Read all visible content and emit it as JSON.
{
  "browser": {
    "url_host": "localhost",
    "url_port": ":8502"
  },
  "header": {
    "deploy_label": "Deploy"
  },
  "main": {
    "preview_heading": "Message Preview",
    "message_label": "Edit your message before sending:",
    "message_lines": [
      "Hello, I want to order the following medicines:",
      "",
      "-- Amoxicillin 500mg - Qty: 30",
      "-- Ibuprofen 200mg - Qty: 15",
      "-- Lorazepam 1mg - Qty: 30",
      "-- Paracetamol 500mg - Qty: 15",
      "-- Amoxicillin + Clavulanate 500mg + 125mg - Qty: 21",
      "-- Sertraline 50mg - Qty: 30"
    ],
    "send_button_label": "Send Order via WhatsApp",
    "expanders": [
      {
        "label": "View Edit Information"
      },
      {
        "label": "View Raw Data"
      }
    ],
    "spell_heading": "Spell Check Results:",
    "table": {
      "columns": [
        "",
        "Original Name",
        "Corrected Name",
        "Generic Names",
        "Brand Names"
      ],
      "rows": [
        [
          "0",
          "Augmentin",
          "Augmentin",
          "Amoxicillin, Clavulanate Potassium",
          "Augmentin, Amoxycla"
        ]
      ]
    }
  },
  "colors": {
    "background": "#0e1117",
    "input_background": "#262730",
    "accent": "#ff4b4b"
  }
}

********************

▶ **DO THIS**: Restate the data above exactly, keeping each word as it stands.

▶ **TASK RESULT**:
Read all visible content and emit it as JSON.
{
  "browser": {
    "url_host": "localhost",
    "url_port": ":8502"
  },
  "header": {
    "deploy_label": "Deploy"
  },
  "main": {
    "preview_heading": "Message Preview",
    "message_label": "Edit your message before sending:",
    "message_lines": [
      "Hello, I want to order the following medicines:",
      "",
      "-- Amoxicillin 500mg - Qty: 30",
      "-- Ibuprofen 200mg - Qty: 15",
      "-- Lorazepam 1mg - Qty: 30",
      "-- Paracetamol 500mg - Qty: 15",
      "-- Amoxicillin + Clavulanate 500mg + 125mg - Qty: 21",
      "-- Sertraline 50mg - Qty: 30"
    ],
    "send_button_label": "Send Order via WhatsApp",
    "expanders": [
      {
        "label": "View Edit Information"
      },
      {
        "label": "View Raw Data"
      }
    ],
    "spell_heading": "Spell Check Results:",
    "table": {
      "columns": [
        "",
        "Original Name",
        "Corrected Name",
        "Generic Names",
        "Brand Names"
      ],
      "rows": [
        [
          "0",
          "Augmentin",
          "Augmentin",
          "Amoxicillin, Clavulanate Potassium",
          "Augmentin, Amoxycla"
        ]
      ]
    }
  },
  "colors": {
    "background": "#0e1117",
    "input_background": "#262730",
    "accent": "#ff4b4b"
  }
}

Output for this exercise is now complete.